Switch every "Elevator Levels" to "Lift Levels" in the records below and return them with nothing else altered. Leave the pictures out of your answer.

Data lines →
--- Begin ---

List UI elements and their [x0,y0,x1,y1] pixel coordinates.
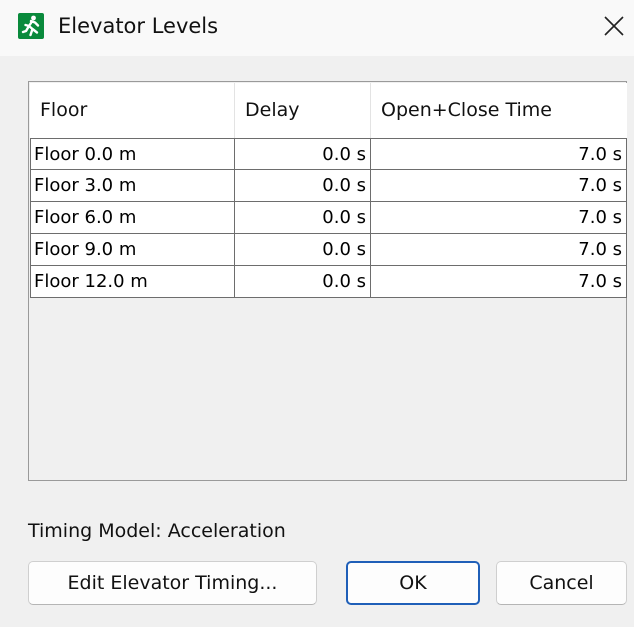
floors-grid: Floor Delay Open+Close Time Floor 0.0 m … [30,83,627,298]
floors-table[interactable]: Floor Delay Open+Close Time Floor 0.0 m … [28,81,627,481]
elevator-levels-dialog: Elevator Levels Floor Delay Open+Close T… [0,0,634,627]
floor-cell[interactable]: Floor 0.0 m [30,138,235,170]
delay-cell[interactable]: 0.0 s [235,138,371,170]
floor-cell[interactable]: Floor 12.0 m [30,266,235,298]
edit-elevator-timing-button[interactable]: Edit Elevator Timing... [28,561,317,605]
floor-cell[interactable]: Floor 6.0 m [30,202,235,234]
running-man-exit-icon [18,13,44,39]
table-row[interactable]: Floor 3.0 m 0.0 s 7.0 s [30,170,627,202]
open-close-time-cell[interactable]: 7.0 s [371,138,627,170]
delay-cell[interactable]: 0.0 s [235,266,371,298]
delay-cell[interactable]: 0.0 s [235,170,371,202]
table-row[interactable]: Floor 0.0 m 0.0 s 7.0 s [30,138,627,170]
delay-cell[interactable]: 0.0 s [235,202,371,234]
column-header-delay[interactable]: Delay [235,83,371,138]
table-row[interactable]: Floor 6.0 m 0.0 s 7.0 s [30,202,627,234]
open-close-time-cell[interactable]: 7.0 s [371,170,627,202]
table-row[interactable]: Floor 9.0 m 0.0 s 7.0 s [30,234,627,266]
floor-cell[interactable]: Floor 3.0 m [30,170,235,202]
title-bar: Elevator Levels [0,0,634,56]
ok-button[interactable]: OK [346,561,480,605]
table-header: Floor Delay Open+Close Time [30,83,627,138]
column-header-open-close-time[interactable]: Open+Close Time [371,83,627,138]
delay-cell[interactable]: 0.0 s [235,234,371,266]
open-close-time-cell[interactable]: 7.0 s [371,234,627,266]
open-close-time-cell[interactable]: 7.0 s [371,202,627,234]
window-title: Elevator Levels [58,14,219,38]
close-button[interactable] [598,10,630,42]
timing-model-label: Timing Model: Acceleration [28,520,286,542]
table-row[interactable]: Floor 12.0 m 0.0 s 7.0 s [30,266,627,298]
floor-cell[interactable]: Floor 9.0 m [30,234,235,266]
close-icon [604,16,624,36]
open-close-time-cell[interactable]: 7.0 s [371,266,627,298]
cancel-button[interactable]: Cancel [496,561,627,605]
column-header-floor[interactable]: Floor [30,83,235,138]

--- End ---

Solved problem →
List UI elements and their [x0,y0,x1,y1] pixel coordinates.
floors-grid: Floor Delay Open+Close Time Floor 0.0 m … [30,83,627,298]
floors-table[interactable]: Floor Delay Open+Close Time Floor 0.0 m … [28,81,627,481]
elevator-levels-dialog: Lift Levels Floor Delay Open+Close T… [0,0,634,627]
floor-cell[interactable]: Floor 0.0 m [30,138,235,170]
delay-cell[interactable]: 0.0 s [235,138,371,170]
floor-cell[interactable]: Floor 12.0 m [30,266,235,298]
edit-elevator-timing-button[interactable]: Edit Elevator Timing... [28,561,317,605]
floor-cell[interactable]: Floor 6.0 m [30,202,235,234]
running-man-exit-icon [18,13,44,39]
table-row[interactable]: Floor 3.0 m 0.0 s 7.0 s [30,170,627,202]
open-close-time-cell[interactable]: 7.0 s [371,138,627,170]
delay-cell[interactable]: 0.0 s [235,266,371,298]
delay-cell[interactable]: 0.0 s [235,170,371,202]
table-row[interactable]: Floor 0.0 m 0.0 s 7.0 s [30,138,627,170]
delay-cell[interactable]: 0.0 s [235,202,371,234]
column-header-delay[interactable]: Delay [235,83,371,138]
table-row[interactable]: Floor 6.0 m 0.0 s 7.0 s [30,202,627,234]
open-close-time-cell[interactable]: 7.0 s [371,170,627,202]
table-row[interactable]: Floor 9.0 m 0.0 s 7.0 s [30,234,627,266]
floor-cell[interactable]: Floor 3.0 m [30,170,235,202]
title-bar: Lift Levels [0,0,634,56]
ok-button[interactable]: OK [346,561,480,605]
table-header: Floor Delay Open+Close Time [30,83,627,138]
column-header-open-close-time[interactable]: Open+Close Time [371,83,627,138]
delay-cell[interactable]: 0.0 s [235,234,371,266]
open-close-time-cell[interactable]: 7.0 s [371,234,627,266]
open-close-time-cell[interactable]: 7.0 s [371,202,627,234]
window-title: Lift Levels [58,14,219,38]
close-button[interactable] [598,10,630,42]
timing-model-label: Timing Model: Acceleration [28,520,286,542]
table-row[interactable]: Floor 12.0 m 0.0 s 7.0 s [30,266,627,298]
floor-cell[interactable]: Floor 9.0 m [30,234,235,266]
close-icon [604,16,624,36]
open-close-time-cell[interactable]: 7.0 s [371,266,627,298]
cancel-button[interactable]: Cancel [496,561,627,605]
column-header-floor[interactable]: Floor [30,83,235,138]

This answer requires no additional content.